-- start of DATA LISTING --
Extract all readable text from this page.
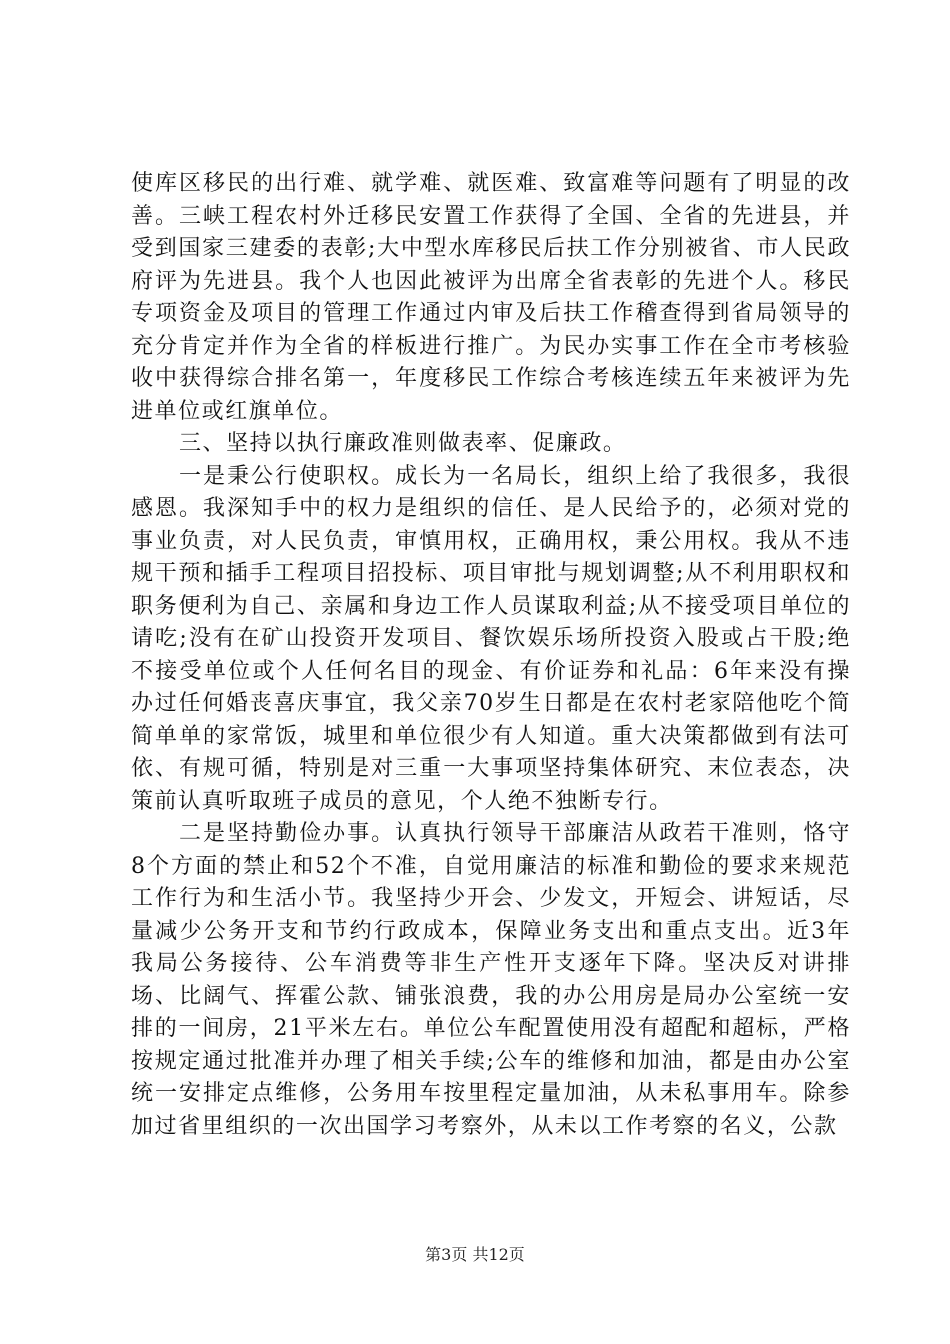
使库区移民的出行难、就学难、就医难、致富难等问题有了明显的改善。三峡工程农村外迁移民安置工作获得了全国、全省的先进县，并受到国家三建委的表彰;大中型水库移民后扶工作分别被省、市人民政府评为先进县。我个人也因此被评为出席全省表彰的先进个人。移民专项资金及项目的管理工作通过内审及后扶工作稽查得到省局领导的充分肯定并作为全省的样板进行推广。为民办实事工作在全市考核验收中获得综合排名第一，年度移民工作综合考核连续五年来被评为先进单位或红旗单位。

三、坚持以执行廉政准则做表率、促廉政。

一是秉公行使职权。成长为一名局长，组织上给了我很多，我很感恩。我深知手中的权力是组织的信任、是人民给予的，必须对党的事业负责，对人民负责，审慎用权，正确用权，秉公用权。我从不违规干预和插手工程项目招投标、项目审批与规划调整;从不利用职权和职务便利为自己、亲属和身边工作人员谋取利益;从不接受项目单位的请吃;没有在矿山投资开发项目、餐饮娱乐场所投资入股或占干股;绝不接受单位或个人任何名目的现金、有价证券和礼品：6年来没有操办过任何婚丧喜庆事宜，我父亲70岁生日都是在农村老家陪他吃个简简单单的家常饭，城里和单位很少有人知道。重大决策都做到有法可依、有规可循，特别是对三重一大事项坚持集体研究、末位表态，决策前认真听取班子成员的意见，个人绝不独断专行。

二是坚持勤俭办事。认真执行领导干部廉洁从政若干准则，恪守8个方面的禁止和52个不准，自觉用廉洁的标准和勤俭的要求来规范工作行为和生活小节。我坚持少开会、少发文，开短会、讲短话，尽量减少公务开支和节约行政成本，保障业务支出和重点支出。近3年我局公务接待、公车消费等非生产性开支逐年下降。坚决反对讲排场、比阔气、挥霍公款、铺张浪费，我的办公用房是局办公室统一安排的一间房，21平米左右。单位公车配置使用没有超配和超标，严格按规定通过批准并办理了相关手续;公车的维修和加油，都是由办公室统一安排定点维修，公务用车按里程定量加油，从未私事用车。除参加过省里组织的一次出国学习考察外，从未以工作考察的名义，公款

第3页 共12页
-- end of DATA LISTING --
■ **PROBLEM STATEMENT**: From the records given above, reproduce all text exactly and exclude each picture.

■ **FINISHED EXERCISE**:
Extract all readable text from this page.
使库区移民的出行难、就学难、就医难、致富难等问题有了明显的改善。三峡工程农村外迁移民安置工作获得了全国、全省的先进县，并受到国家三建委的表彰;大中型水库移民后扶工作分别被省、市人民政府评为先进县。我个人也因此被评为出席全省表彰的先进个人。移民专项资金及项目的管理工作通过内审及后扶工作稽查得到省局领导的充分肯定并作为全省的样板进行推广。为民办实事工作在全市考核验收中获得综合排名第一，年度移民工作综合考核连续五年来被评为先进单位或红旗单位。

三、坚持以执行廉政准则做表率、促廉政。

一是秉公行使职权。成长为一名局长，组织上给了我很多，我很感恩。我深知手中的权力是组织的信任、是人民给予的，必须对党的事业负责，对人民负责，审慎用权，正确用权，秉公用权。我从不违规干预和插手工程项目招投标、项目审批与规划调整;从不利用职权和职务便利为自己、亲属和身边工作人员谋取利益;从不接受项目单位的请吃;没有在矿山投资开发项目、餐饮娱乐场所投资入股或占干股;绝不接受单位或个人任何名目的现金、有价证券和礼品：6年来没有操办过任何婚丧喜庆事宜，我父亲70岁生日都是在农村老家陪他吃个简简单单的家常饭，城里和单位很少有人知道。重大决策都做到有法可依、有规可循，特别是对三重一大事项坚持集体研究、末位表态，决策前认真听取班子成员的意见，个人绝不独断专行。

二是坚持勤俭办事。认真执行领导干部廉洁从政若干准则，恪守8个方面的禁止和52个不准，自觉用廉洁的标准和勤俭的要求来规范工作行为和生活小节。我坚持少开会、少发文，开短会、讲短话，尽量减少公务开支和节约行政成本，保障业务支出和重点支出。近3年我局公务接待、公车消费等非生产性开支逐年下降。坚决反对讲排场、比阔气、挥霍公款、铺张浪费，我的办公用房是局办公室统一安排的一间房，21平米左右。单位公车配置使用没有超配和超标，严格按规定通过批准并办理了相关手续;公车的维修和加油，都是由办公室统一安排定点维修，公务用车按里程定量加油，从未私事用车。除参加过省里组织的一次出国学习考察外，从未以工作考察的名义，公款

第3页 共12页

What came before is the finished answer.